[Stored data]
[Start]
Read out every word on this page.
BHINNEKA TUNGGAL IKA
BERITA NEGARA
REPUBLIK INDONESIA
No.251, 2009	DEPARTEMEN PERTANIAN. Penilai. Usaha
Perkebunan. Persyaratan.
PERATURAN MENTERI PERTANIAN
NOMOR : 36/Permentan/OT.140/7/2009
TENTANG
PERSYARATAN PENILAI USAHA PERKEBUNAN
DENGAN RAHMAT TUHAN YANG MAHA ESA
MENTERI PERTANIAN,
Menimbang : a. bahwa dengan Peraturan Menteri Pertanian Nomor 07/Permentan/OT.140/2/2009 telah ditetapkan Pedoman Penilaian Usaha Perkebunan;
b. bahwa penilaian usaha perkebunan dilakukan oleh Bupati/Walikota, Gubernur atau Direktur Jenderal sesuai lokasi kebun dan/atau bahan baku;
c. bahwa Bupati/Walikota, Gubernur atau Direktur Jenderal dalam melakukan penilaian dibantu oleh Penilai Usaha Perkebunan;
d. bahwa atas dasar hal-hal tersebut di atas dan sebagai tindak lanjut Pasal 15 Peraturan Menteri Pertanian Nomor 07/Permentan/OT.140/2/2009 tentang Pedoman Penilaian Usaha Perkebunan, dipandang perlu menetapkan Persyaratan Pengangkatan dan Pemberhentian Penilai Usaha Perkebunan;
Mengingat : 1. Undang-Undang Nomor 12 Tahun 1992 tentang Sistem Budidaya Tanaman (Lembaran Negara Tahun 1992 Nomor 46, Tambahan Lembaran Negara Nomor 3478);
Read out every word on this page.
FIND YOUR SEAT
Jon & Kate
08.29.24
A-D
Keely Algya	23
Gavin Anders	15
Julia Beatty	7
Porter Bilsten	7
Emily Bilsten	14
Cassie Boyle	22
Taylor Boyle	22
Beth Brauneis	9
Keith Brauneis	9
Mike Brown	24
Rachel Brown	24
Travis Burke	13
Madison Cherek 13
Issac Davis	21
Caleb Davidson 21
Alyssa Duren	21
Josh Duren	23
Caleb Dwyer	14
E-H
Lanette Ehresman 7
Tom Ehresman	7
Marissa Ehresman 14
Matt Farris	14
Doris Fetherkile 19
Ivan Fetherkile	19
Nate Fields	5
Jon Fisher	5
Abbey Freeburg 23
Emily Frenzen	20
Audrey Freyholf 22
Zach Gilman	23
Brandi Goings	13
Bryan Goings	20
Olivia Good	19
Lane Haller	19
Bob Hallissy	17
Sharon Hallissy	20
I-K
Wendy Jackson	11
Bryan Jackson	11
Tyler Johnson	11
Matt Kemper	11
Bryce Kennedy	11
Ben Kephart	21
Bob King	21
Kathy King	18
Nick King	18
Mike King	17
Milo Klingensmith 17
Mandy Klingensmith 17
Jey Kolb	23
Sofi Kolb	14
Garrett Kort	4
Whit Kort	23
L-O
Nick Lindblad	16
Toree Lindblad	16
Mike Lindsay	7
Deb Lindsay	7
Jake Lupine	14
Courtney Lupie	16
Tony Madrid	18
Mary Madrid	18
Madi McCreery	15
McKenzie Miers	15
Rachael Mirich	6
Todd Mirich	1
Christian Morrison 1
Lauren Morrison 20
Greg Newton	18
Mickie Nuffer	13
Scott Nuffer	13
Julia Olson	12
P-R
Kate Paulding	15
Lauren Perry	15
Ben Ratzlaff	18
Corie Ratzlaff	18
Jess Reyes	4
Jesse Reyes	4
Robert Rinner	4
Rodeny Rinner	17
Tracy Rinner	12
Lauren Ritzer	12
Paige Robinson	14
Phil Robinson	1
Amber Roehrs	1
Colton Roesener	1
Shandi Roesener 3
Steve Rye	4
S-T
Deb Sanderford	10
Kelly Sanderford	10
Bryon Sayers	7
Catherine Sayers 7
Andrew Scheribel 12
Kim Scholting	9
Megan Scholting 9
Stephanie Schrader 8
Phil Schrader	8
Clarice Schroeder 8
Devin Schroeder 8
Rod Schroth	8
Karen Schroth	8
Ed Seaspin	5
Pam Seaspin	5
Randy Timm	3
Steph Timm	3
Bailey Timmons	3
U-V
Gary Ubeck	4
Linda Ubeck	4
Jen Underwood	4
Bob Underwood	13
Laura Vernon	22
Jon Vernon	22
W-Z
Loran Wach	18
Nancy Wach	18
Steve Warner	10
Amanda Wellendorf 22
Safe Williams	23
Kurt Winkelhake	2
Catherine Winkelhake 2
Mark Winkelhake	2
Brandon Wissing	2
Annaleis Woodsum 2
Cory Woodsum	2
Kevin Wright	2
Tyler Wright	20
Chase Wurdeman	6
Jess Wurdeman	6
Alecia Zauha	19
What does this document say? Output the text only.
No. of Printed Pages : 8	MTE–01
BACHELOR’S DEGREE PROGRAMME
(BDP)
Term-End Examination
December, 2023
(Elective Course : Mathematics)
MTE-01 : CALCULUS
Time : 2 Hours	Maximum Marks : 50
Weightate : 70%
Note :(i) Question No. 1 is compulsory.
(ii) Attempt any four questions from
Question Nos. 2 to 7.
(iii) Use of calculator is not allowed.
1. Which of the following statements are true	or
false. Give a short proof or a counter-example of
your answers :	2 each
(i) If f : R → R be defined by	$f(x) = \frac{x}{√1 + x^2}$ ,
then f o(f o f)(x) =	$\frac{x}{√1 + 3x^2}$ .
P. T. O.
[End]
Write out the full listing, keeping every line exactly as it is.

(Response to this exercise)
Read out every word on this page.
BHINNEKA TUNGGAL IKA
BERITA NEGARA
REPUBLIK INDONESIA
No.251, 2009	DEPARTEMEN PERTANIAN. Penilai. Usaha
Perkebunan. Persyaratan.
PERATURAN MENTERI PERTANIAN
NOMOR : 36/Permentan/OT.140/7/2009
TENTANG
PERSYARATAN PENILAI USAHA PERKEBUNAN
DENGAN RAHMAT TUHAN YANG MAHA ESA
MENTERI PERTANIAN,
Menimbang : a. bahwa dengan Peraturan Menteri Pertanian Nomor 07/Permentan/OT.140/2/2009 telah ditetapkan Pedoman Penilaian Usaha Perkebunan;
b. bahwa penilaian usaha perkebunan dilakukan oleh Bupati/Walikota, Gubernur atau Direktur Jenderal sesuai lokasi kebun dan/atau bahan baku;
c. bahwa Bupati/Walikota, Gubernur atau Direktur Jenderal dalam melakukan penilaian dibantu oleh Penilai Usaha Perkebunan;
d. bahwa atas dasar hal-hal tersebut di atas dan sebagai tindak lanjut Pasal 15 Peraturan Menteri Pertanian Nomor 07/Permentan/OT.140/2/2009 tentang Pedoman Penilaian Usaha Perkebunan, dipandang perlu menetapkan Persyaratan Pengangkatan dan Pemberhentian Penilai Usaha Perkebunan;
Mengingat : 1. Undang-Undang Nomor 12 Tahun 1992 tentang Sistem Budidaya Tanaman (Lembaran Negara Tahun 1992 Nomor 46, Tambahan Lembaran Negara Nomor 3478);
Read out every word on this page.
FIND YOUR SEAT
Jon & Kate
08.29.24
A-D
Keely Algya	23
Gavin Anders	15
Julia Beatty	7
Porter Bilsten	7
Emily Bilsten	14
Cassie Boyle	22
Taylor Boyle	22
Beth Brauneis	9
Keith Brauneis	9
Mike Brown	24
Rachel Brown	24
Travis Burke	13
Madison Cherek 13
Issac Davis	21
Caleb Davidson 21
Alyssa Duren	21
Josh Duren	23
Caleb Dwyer	14
E-H
Lanette Ehresman 7
Tom Ehresman	7
Marissa Ehresman 14
Matt Farris	14
Doris Fetherkile 19
Ivan Fetherkile	19
Nate Fields	5
Jon Fisher	5
Abbey Freeburg 23
Emily Frenzen	20
Audrey Freyholf 22
Zach Gilman	23
Brandi Goings	13
Bryan Goings	20
Olivia Good	19
Lane Haller	19
Bob Hallissy	17
Sharon Hallissy	20
I-K
Wendy Jackson	11
Bryan Jackson	11
Tyler Johnson	11
Matt Kemper	11
Bryce Kennedy	11
Ben Kephart	21
Bob King	21
Kathy King	18
Nick King	18
Mike King	17
Milo Klingensmith 17
Mandy Klingensmith 17
Jey Kolb	23
Sofi Kolb	14
Garrett Kort	4
Whit Kort	23
L-O
Nick Lindblad	16
Toree Lindblad	16
Mike Lindsay	7
Deb Lindsay	7
Jake Lupine	14
Courtney Lupie	16
Tony Madrid	18
Mary Madrid	18
Madi McCreery	15
McKenzie Miers	15
Rachael Mirich	6
Todd Mirich	1
Christian Morrison 1
Lauren Morrison 20
Greg Newton	18
Mickie Nuffer	13
Scott Nuffer	13
Julia Olson	12
P-R
Kate Paulding	15
Lauren Perry	15
Ben Ratzlaff	18
Corie Ratzlaff	18
Jess Reyes	4
Jesse Reyes	4
Robert Rinner	4
Rodeny Rinner	17
Tracy Rinner	12
Lauren Ritzer	12
Paige Robinson	14
Phil Robinson	1
Amber Roehrs	1
Colton Roesener	1
Shandi Roesener 3
Steve Rye	4
S-T
Deb Sanderford	10
Kelly Sanderford	10
Bryon Sayers	7
Catherine Sayers 7
Andrew Scheribel 12
Kim Scholting	9
Megan Scholting 9
Stephanie Schrader 8
Phil Schrader	8
Clarice Schroeder 8
Devin Schroeder 8
Rod Schroth	8
Karen Schroth	8
Ed Seaspin	5
Pam Seaspin	5
Randy Timm	3
Steph Timm	3
Bailey Timmons	3
U-V
Gary Ubeck	4
Linda Ubeck	4
Jen Underwood	4
Bob Underwood	13
Laura Vernon	22
Jon Vernon	22
W-Z
Loran Wach	18
Nancy Wach	18
Steve Warner	10
Amanda Wellendorf 22
Safe Williams	23
Kurt Winkelhake	2
Catherine Winkelhake 2
Mark Winkelhake	2
Brandon Wissing	2
Annaleis Woodsum 2
Cory Woodsum	2
Kevin Wright	2
Tyler Wright	20
Chase Wurdeman	6
Jess Wurdeman	6
Alecia Zauha	19
What does this document say? Output the text only.
No. of Printed Pages : 8	MTE–01
BACHELOR’S DEGREE PROGRAMME
(BDP)
Term-End Examination
December, 2023
(Elective Course : Mathematics)
MTE-01 : CALCULUS
Time : 2 Hours	Maximum Marks : 50
Weightate : 70%
Note :(i) Question No. 1 is compulsory.
(ii) Attempt any four questions from
Question Nos. 2 to 7.
(iii) Use of calculator is not allowed.
1. Which of the following statements are true	or
false. Give a short proof or a counter-example of
your answers :	2 each
(i) If f : R → R be defined by	$f(x) = \frac{x}{√1 + x^2}$ ,
then f o(f o f)(x) =	$\frac{x}{√1 + 3x^2}$ .
P. T. O.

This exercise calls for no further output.